== Task material
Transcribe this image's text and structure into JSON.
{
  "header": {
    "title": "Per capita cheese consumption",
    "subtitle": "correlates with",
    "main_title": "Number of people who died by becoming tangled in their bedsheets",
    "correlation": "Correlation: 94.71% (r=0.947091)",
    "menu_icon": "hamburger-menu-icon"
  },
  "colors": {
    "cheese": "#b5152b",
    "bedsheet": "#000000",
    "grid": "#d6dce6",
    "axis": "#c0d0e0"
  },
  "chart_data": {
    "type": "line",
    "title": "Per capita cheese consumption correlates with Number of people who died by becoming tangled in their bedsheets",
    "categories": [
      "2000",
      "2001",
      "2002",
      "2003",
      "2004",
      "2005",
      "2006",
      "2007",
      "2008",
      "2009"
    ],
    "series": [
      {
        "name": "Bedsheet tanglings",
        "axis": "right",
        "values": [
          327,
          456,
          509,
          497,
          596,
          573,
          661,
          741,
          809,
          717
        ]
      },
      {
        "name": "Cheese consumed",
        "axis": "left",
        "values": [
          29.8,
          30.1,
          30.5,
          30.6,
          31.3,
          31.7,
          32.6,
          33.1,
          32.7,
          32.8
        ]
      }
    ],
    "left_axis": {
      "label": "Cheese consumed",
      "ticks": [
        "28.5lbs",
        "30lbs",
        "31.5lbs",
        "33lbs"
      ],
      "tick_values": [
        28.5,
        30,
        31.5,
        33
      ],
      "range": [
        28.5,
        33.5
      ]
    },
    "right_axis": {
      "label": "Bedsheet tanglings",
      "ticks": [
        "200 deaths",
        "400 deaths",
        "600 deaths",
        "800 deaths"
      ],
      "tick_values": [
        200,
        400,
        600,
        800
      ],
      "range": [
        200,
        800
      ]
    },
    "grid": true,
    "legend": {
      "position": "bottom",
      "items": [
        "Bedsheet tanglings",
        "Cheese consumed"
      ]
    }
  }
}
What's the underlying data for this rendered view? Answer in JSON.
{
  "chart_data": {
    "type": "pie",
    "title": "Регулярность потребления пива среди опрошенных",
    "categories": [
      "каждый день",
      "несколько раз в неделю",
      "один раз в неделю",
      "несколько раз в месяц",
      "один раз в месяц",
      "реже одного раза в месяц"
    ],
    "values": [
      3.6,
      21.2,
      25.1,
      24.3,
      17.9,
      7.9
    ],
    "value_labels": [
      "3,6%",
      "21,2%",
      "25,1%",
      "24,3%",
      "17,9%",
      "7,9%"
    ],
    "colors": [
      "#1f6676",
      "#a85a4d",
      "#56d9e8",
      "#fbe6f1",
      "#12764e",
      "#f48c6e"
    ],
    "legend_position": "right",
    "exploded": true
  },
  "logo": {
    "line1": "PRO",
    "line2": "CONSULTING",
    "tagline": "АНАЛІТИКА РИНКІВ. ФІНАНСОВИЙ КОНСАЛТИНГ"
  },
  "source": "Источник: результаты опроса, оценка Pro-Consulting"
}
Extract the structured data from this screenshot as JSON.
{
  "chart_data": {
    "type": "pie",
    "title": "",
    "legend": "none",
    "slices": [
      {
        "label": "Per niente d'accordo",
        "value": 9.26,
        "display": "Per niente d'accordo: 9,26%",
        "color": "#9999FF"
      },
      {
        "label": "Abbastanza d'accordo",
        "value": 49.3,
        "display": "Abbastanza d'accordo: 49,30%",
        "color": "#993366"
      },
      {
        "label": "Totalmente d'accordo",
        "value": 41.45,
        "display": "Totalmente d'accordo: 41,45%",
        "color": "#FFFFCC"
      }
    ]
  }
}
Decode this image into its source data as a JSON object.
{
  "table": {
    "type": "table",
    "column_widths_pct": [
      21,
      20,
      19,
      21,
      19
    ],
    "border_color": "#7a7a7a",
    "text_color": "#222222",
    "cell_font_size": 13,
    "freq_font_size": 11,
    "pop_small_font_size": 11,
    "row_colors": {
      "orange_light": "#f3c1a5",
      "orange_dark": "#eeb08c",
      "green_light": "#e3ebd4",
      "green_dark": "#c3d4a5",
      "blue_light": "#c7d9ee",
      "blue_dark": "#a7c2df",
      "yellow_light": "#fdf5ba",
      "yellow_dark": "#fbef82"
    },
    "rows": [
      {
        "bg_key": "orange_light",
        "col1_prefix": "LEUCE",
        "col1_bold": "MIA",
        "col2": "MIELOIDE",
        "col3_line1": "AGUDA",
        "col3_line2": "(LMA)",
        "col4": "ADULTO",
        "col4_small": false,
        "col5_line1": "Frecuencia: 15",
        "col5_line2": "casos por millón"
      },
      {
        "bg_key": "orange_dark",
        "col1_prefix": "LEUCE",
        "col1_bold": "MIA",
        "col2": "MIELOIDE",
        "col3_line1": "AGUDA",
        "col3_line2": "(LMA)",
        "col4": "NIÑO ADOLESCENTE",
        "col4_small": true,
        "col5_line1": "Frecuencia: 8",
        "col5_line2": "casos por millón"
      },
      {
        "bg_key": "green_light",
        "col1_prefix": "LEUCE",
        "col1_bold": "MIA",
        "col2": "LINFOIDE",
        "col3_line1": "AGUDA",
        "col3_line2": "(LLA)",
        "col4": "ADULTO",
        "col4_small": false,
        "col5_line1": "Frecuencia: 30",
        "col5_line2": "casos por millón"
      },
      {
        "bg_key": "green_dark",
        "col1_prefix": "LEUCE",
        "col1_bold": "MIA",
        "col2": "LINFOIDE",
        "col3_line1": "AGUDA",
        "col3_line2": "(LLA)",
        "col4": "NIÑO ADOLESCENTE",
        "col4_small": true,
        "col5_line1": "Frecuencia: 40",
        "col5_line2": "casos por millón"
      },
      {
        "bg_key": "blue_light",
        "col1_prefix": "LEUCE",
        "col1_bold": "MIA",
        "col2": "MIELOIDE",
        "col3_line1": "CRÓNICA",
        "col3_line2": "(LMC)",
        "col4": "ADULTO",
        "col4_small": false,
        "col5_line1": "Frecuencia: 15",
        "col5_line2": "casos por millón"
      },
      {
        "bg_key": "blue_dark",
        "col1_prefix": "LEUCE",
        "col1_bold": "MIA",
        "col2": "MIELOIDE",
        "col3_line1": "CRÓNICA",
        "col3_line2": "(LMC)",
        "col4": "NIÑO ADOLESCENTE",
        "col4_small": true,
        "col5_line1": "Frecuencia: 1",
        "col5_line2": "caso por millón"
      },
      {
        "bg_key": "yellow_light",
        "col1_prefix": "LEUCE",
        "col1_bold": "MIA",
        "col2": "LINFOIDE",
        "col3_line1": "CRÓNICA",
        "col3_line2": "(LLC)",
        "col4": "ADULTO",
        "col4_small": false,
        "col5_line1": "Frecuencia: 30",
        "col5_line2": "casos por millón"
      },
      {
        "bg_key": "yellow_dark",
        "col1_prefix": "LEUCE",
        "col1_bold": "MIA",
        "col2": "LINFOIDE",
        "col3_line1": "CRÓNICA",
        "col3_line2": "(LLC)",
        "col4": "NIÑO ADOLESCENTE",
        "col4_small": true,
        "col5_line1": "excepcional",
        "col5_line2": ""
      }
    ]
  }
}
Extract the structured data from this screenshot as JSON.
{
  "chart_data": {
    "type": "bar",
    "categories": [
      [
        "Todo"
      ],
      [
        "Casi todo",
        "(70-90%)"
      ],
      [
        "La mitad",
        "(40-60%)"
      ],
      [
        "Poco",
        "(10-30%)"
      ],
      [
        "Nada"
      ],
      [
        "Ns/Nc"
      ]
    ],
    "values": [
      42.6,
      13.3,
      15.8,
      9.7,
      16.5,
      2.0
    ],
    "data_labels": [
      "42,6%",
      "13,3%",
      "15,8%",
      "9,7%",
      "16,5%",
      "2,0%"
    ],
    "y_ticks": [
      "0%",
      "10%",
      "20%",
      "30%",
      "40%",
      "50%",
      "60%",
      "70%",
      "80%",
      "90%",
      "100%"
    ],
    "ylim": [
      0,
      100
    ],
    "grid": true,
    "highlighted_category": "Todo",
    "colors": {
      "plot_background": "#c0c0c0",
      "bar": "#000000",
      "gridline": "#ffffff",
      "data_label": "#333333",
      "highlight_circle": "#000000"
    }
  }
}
====
## What to do:
Extract all lines containing the word "source".

## Output below:
  "source": "Источник: результаты опроса, оценка Pro-Consulting"
Decode this image into its source data as a JSON object.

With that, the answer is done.